[begin ENTRIES SHOWN]

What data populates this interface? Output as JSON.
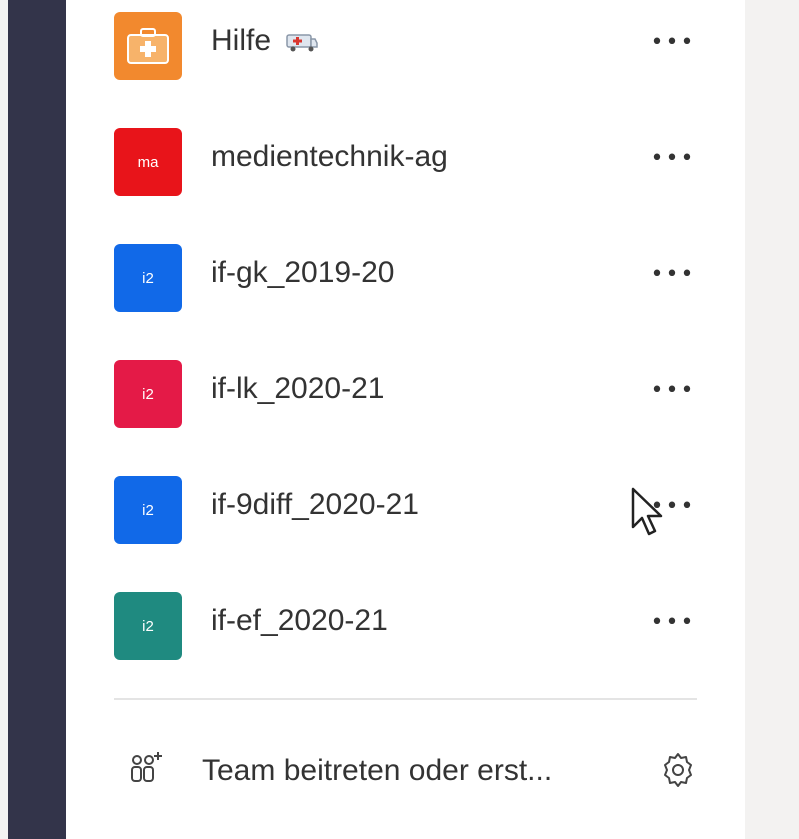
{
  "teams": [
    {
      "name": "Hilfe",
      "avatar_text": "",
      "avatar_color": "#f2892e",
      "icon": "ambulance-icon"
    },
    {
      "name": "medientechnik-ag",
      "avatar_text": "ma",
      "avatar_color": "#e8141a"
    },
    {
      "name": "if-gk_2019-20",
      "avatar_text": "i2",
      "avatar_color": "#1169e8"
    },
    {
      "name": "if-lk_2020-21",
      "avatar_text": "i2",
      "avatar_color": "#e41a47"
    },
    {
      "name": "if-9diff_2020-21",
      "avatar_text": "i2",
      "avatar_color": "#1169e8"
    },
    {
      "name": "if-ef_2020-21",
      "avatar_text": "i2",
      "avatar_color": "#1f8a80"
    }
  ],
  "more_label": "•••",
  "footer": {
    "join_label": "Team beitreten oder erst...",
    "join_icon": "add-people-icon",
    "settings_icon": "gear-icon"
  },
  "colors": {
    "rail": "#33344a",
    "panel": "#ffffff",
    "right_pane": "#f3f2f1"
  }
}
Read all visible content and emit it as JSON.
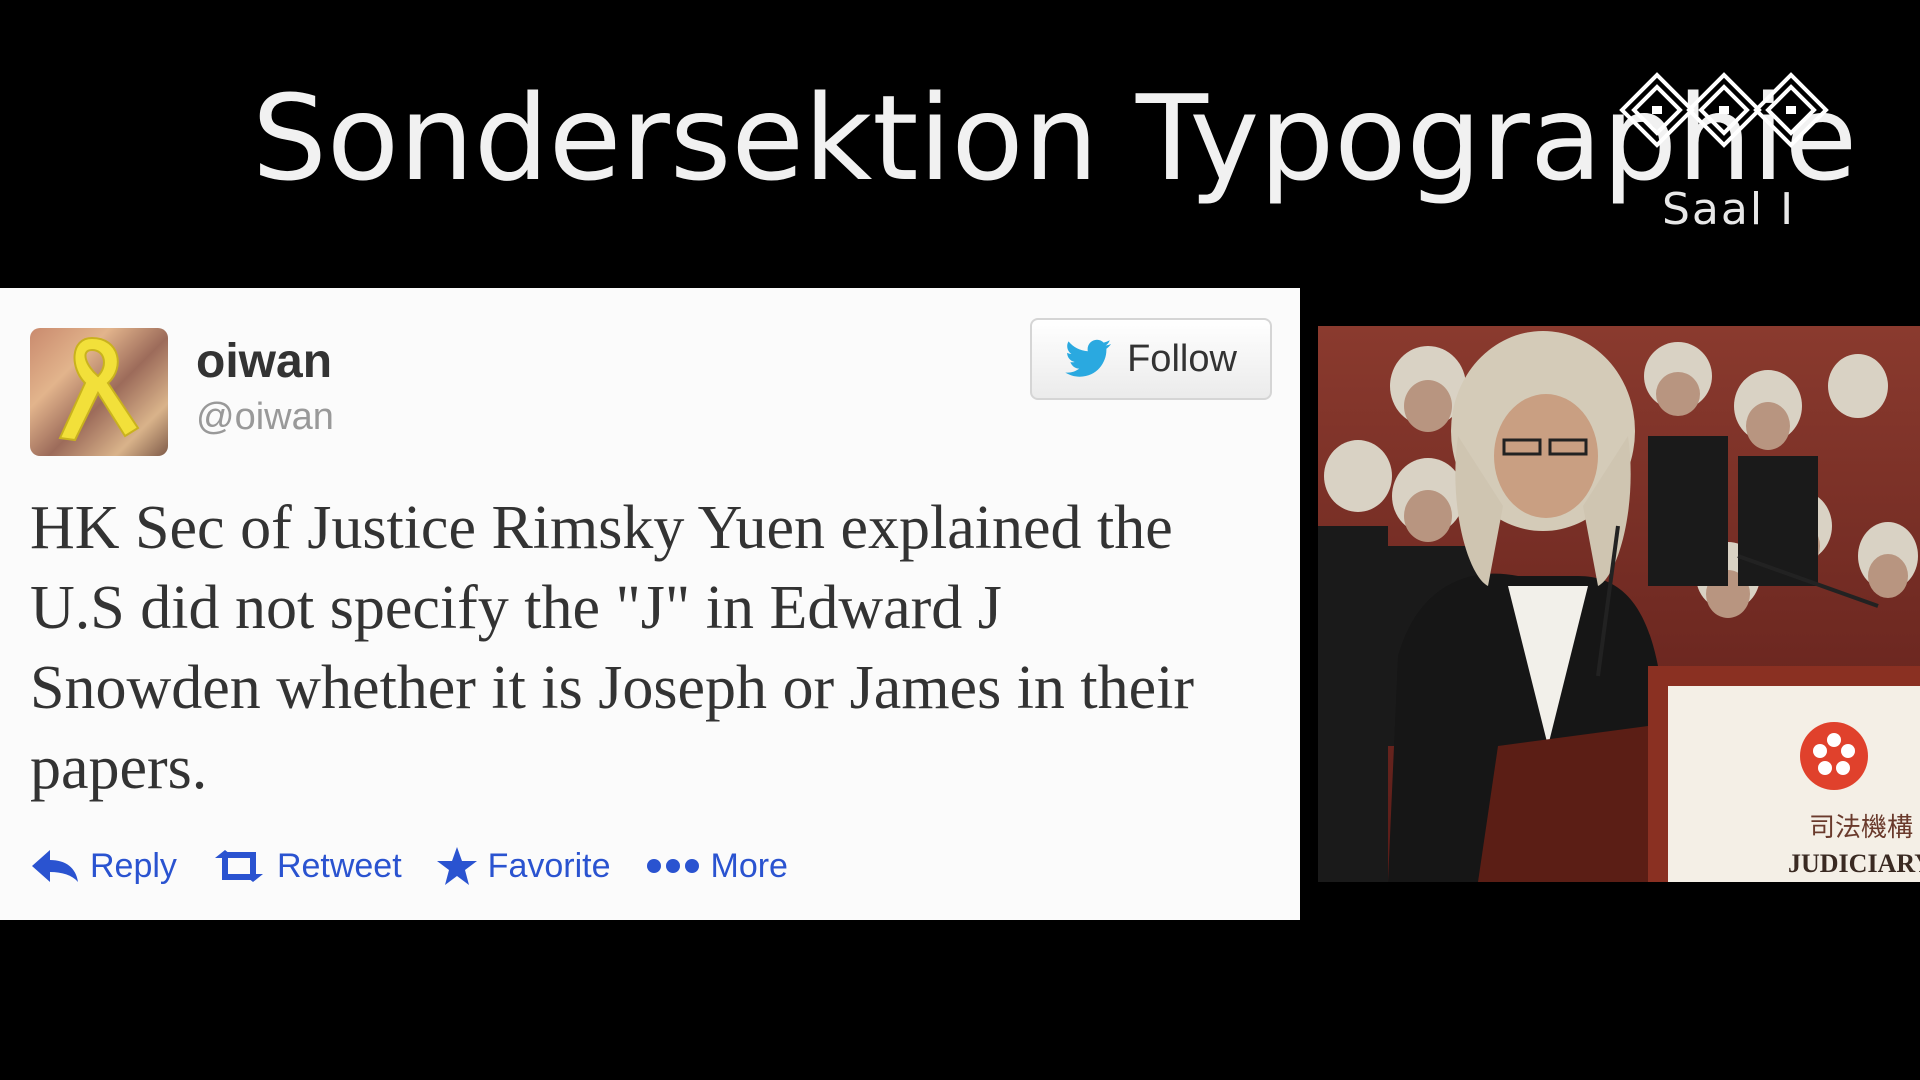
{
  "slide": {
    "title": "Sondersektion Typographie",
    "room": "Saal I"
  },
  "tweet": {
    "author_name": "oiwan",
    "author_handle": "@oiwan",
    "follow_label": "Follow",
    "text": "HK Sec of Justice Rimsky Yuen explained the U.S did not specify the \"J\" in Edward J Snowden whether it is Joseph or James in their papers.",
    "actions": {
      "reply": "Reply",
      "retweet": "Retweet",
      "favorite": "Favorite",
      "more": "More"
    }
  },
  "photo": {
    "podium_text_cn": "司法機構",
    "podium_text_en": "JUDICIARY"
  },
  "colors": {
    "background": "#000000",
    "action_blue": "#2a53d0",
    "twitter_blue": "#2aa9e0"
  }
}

[end ENTRIES SHOWN]
[begin ENTRIES SHOWN]

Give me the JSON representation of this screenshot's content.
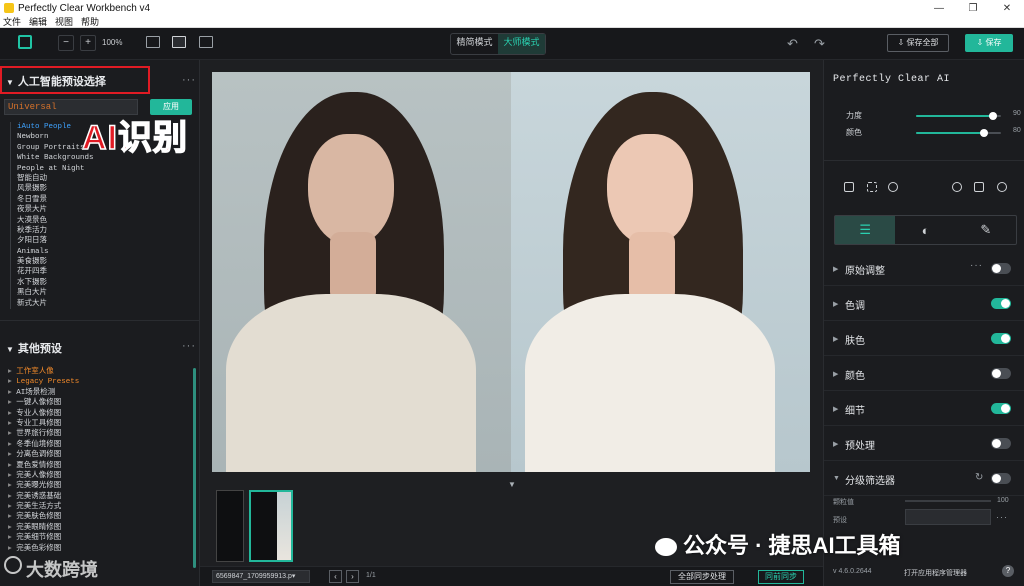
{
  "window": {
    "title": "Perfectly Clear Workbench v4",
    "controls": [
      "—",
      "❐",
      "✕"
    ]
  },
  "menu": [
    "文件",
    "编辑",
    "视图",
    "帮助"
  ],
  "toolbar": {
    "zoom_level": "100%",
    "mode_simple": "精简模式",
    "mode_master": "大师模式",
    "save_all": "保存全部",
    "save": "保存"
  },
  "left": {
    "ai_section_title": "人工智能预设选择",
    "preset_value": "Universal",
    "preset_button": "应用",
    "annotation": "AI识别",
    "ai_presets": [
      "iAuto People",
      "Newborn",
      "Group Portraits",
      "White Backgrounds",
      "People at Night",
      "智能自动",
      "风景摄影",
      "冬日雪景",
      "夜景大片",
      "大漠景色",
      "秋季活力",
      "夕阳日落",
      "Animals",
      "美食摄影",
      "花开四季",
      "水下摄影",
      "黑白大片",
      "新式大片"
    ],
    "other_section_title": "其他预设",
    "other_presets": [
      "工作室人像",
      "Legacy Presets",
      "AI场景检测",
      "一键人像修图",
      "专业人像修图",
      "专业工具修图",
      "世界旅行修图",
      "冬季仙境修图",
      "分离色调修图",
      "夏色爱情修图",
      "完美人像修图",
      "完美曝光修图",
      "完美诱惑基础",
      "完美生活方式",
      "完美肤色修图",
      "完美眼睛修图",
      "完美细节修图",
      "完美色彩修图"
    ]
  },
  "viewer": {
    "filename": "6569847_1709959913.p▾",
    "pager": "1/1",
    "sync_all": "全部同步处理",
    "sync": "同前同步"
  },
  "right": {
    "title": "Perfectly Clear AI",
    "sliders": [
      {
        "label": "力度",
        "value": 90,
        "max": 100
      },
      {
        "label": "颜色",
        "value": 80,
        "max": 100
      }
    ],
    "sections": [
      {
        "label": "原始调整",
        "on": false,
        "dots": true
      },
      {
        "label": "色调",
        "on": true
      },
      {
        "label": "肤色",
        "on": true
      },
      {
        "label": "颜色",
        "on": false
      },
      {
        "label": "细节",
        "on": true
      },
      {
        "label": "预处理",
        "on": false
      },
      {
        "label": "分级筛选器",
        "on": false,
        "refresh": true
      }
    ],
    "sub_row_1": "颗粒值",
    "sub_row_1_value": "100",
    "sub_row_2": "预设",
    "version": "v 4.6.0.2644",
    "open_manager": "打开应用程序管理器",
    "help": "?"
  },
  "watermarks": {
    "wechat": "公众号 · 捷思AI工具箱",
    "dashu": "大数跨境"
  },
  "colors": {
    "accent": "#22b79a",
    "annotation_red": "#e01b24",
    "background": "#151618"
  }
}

[end ENTRIES SHOWN]

▸ **INSTRUCTIONS FOR THE TASK**
How many lines in the listing above contain "oiwan"? Answer with the number alone.

▸ **TASK SOLUTION**
2